** start EXTRACTED MATERIAL **

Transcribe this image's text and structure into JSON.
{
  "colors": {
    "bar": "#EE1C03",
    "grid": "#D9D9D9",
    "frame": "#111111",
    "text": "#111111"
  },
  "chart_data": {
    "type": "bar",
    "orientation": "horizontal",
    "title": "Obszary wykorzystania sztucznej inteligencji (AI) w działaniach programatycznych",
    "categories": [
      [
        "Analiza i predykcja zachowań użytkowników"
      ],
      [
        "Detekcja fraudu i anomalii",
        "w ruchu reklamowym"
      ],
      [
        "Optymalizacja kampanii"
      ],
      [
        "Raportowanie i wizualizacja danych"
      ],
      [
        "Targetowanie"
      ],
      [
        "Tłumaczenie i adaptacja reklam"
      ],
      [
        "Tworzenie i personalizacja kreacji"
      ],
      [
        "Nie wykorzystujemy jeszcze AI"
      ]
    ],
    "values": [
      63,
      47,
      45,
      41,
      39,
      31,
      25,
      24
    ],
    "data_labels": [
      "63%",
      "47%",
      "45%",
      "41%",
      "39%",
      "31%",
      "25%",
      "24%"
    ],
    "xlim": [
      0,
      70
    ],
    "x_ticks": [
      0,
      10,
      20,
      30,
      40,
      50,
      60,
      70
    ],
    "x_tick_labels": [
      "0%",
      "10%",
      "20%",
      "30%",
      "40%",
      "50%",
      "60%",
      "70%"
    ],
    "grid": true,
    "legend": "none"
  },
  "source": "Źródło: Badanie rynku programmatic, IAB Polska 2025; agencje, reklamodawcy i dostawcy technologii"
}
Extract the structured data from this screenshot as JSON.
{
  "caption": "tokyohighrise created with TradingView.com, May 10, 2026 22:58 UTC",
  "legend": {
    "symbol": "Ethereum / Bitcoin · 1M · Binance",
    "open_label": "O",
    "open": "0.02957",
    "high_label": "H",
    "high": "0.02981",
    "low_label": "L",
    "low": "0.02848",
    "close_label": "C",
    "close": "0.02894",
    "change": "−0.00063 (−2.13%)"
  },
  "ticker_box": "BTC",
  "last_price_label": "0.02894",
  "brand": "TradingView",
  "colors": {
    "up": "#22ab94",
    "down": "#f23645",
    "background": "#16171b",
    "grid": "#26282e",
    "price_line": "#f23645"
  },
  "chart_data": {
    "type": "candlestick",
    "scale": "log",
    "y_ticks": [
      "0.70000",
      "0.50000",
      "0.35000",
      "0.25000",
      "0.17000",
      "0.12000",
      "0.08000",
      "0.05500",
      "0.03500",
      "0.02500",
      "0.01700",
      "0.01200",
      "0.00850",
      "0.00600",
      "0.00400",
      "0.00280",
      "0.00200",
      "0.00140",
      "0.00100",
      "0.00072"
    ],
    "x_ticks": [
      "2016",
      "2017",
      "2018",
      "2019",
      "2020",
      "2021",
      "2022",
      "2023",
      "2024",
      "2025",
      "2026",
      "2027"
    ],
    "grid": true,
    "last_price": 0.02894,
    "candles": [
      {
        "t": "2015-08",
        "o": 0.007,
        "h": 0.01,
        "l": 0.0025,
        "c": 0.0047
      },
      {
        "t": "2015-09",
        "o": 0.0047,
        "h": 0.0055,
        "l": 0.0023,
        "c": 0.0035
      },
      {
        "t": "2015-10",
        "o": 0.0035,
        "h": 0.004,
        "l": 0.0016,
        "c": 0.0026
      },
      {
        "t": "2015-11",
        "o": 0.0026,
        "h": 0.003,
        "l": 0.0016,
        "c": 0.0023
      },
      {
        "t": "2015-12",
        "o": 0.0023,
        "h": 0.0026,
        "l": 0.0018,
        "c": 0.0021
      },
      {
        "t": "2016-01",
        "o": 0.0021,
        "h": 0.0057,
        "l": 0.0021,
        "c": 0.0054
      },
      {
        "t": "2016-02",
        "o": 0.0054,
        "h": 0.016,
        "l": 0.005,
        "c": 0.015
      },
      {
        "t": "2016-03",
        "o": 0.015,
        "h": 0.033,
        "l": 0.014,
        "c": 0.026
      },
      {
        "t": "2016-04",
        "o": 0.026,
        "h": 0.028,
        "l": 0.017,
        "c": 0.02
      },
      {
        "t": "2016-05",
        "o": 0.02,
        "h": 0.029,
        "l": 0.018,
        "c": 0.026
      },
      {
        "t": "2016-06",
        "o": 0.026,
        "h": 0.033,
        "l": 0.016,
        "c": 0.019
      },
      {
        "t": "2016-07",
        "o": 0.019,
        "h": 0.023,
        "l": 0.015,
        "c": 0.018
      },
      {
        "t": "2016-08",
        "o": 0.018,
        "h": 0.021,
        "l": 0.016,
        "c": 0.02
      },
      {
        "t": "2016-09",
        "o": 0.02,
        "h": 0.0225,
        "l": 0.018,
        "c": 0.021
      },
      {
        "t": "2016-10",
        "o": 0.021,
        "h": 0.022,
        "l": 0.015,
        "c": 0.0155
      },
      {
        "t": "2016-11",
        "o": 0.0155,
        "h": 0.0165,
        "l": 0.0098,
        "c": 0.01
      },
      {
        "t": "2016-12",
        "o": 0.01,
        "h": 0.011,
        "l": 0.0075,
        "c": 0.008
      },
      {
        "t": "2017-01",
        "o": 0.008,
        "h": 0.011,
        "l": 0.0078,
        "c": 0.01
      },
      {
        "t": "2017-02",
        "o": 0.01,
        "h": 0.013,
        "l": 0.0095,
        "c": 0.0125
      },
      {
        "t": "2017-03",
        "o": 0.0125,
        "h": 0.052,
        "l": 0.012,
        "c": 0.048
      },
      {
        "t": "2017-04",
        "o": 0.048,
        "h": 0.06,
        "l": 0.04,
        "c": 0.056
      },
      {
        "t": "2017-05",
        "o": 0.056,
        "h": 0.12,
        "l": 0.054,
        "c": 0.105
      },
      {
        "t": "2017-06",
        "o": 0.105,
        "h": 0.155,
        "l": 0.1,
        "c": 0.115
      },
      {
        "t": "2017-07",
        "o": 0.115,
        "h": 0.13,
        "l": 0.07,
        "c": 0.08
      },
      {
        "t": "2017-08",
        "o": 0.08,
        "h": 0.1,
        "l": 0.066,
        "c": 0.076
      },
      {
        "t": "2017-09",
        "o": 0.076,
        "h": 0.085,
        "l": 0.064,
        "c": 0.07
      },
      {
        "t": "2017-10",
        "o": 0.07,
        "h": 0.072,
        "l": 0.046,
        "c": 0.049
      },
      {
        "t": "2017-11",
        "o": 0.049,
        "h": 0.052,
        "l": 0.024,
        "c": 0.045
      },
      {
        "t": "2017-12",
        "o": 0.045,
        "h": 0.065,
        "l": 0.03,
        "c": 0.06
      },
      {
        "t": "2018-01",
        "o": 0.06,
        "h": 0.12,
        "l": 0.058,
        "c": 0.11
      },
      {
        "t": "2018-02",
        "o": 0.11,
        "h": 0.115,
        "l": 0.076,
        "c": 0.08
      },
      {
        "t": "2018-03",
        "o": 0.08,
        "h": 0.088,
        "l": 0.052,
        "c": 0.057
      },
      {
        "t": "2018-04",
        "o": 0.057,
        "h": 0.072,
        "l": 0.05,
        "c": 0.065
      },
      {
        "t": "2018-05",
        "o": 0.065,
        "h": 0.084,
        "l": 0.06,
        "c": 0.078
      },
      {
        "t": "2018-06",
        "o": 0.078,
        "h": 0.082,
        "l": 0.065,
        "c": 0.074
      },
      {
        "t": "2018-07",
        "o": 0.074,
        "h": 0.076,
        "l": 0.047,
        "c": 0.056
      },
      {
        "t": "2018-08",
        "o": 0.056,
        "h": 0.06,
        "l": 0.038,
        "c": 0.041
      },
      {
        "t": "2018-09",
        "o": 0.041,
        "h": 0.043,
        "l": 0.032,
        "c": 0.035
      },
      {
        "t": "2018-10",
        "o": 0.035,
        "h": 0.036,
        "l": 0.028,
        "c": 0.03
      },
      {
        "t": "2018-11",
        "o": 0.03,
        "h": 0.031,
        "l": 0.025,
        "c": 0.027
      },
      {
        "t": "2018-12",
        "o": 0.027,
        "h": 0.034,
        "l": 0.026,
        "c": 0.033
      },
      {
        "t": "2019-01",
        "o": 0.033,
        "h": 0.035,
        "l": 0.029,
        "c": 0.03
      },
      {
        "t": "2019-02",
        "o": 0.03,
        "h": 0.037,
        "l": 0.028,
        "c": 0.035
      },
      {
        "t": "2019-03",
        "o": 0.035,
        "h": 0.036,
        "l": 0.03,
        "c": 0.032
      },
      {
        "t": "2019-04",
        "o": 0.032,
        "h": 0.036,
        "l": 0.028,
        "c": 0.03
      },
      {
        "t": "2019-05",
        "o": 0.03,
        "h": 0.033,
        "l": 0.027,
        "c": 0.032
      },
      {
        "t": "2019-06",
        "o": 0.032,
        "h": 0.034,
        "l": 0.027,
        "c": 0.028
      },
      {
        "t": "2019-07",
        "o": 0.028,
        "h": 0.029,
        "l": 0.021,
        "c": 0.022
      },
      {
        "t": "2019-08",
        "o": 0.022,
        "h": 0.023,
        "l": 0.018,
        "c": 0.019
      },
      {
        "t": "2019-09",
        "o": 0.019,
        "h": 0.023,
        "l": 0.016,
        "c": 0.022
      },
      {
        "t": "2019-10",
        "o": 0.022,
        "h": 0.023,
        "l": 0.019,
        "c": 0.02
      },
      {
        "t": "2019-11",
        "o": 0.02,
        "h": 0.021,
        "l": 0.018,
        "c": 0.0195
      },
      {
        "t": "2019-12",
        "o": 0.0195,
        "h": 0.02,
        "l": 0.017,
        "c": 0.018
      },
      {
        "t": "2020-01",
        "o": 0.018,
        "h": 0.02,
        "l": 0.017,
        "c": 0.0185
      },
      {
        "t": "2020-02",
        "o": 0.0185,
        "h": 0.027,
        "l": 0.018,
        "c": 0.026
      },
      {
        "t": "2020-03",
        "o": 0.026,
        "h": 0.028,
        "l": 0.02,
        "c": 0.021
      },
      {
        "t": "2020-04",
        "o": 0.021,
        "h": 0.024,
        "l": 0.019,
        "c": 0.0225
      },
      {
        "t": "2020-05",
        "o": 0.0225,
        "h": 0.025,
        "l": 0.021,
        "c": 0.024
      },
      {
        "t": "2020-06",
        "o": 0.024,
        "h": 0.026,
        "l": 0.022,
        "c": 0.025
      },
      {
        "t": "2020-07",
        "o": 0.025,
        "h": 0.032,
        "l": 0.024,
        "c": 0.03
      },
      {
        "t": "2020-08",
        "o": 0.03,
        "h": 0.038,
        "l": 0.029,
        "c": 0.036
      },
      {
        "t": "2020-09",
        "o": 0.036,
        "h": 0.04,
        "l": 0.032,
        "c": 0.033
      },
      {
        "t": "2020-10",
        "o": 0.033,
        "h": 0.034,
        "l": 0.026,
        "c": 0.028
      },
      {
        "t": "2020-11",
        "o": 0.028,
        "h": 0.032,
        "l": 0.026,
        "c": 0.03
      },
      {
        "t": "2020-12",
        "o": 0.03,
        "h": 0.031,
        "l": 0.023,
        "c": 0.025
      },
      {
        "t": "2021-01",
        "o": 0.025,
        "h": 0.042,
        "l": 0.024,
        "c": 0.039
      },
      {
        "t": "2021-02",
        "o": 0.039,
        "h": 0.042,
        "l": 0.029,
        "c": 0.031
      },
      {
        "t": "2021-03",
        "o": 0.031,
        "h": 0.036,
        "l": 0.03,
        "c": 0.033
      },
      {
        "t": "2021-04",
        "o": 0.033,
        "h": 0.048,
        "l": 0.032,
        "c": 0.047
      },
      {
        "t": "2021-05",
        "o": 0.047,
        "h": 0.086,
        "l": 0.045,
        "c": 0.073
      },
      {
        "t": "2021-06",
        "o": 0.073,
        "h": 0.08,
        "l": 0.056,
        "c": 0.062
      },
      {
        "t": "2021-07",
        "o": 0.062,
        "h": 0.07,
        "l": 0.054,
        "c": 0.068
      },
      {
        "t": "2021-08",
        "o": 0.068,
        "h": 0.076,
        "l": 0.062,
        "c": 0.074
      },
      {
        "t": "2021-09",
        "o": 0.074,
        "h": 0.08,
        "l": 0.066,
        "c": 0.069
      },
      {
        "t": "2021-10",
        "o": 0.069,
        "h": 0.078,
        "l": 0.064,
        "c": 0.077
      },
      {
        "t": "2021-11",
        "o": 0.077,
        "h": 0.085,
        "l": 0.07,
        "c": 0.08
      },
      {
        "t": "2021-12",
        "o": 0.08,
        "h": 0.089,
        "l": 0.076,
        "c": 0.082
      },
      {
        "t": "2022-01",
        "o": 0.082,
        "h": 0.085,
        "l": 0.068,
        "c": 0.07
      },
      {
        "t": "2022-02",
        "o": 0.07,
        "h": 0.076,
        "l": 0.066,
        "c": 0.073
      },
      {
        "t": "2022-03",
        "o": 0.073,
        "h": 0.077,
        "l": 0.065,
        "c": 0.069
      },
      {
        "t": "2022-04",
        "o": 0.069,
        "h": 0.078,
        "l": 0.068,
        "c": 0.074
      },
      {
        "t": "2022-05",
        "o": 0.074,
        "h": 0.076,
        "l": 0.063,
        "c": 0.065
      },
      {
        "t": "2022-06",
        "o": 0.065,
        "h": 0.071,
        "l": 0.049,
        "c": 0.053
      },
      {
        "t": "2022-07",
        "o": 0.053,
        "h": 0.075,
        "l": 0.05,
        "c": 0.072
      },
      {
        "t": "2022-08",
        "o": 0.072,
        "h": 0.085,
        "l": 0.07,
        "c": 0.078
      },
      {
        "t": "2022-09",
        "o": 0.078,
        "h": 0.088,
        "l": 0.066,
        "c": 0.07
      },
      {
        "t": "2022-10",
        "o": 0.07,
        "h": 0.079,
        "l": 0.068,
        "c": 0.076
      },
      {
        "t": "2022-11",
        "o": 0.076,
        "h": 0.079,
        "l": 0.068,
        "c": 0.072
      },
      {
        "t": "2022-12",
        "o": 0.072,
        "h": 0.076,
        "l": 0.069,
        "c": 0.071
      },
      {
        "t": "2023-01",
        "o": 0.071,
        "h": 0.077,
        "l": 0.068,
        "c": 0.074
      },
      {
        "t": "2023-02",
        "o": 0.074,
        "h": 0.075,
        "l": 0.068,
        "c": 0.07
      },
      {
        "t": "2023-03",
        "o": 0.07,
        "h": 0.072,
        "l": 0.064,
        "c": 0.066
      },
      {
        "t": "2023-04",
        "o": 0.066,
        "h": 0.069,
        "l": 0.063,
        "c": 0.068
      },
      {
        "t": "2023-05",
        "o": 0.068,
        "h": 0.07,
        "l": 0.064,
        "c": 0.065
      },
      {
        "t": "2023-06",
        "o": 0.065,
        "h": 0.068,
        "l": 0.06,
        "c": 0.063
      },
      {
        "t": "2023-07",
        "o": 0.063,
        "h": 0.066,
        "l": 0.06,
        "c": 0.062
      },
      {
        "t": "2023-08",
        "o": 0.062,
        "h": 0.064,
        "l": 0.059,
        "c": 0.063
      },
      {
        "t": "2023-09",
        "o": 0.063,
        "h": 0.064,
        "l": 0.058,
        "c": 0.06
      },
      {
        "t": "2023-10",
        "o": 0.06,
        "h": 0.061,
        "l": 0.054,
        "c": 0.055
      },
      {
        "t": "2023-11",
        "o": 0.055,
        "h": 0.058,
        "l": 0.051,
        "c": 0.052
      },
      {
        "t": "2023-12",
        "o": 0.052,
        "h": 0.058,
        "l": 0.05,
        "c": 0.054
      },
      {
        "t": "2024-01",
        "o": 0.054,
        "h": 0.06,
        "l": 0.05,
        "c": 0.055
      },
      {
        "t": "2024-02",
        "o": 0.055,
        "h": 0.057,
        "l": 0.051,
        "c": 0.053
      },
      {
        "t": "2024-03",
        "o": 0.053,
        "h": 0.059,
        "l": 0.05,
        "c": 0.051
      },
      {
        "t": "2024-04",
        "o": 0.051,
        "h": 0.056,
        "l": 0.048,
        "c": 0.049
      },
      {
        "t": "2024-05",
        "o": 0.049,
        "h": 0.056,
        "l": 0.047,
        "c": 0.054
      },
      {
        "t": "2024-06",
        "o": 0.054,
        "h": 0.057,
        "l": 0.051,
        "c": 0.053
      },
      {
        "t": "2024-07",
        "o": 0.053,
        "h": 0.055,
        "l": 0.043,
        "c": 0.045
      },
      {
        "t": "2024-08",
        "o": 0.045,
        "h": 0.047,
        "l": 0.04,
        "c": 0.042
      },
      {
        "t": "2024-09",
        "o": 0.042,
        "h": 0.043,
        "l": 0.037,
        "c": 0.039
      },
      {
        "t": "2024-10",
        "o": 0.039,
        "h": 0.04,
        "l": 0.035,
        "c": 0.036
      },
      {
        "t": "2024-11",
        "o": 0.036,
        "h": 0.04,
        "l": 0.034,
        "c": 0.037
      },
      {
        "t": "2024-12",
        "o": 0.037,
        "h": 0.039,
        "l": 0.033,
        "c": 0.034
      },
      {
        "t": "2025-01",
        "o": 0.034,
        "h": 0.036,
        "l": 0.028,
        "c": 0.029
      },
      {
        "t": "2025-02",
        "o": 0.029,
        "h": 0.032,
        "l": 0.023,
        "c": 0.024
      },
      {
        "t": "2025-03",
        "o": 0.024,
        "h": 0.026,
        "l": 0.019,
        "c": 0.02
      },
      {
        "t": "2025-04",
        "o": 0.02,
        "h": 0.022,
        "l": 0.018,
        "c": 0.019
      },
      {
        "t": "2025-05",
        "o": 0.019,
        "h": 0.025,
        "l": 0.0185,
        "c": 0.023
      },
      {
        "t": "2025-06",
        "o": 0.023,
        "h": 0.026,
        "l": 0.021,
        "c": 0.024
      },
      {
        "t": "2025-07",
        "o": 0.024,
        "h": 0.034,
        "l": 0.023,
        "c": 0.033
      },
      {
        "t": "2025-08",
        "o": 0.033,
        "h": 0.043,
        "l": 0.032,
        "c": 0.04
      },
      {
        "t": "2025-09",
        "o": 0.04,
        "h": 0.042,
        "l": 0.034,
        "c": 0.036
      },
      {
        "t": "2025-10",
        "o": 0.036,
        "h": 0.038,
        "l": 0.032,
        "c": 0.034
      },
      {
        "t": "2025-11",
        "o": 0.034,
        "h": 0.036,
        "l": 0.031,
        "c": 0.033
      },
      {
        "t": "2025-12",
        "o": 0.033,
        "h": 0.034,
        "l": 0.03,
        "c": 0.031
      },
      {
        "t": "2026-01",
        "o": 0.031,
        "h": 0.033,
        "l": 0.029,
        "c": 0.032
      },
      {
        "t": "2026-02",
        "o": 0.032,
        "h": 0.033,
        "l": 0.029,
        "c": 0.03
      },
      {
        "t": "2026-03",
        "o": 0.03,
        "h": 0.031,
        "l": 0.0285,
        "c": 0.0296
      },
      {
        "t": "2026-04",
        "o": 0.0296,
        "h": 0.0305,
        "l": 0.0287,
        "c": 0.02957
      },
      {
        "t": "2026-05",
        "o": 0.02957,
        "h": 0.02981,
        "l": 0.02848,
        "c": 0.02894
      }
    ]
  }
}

** end EXTRACTED MATERIAL **

GOAL: In the entries above, find every line with the word "grid" and list it.

OUTPUT:
    "grid": "#D9D9D9",
    "grid": true,
    "grid": "#26282e",
    "grid": true,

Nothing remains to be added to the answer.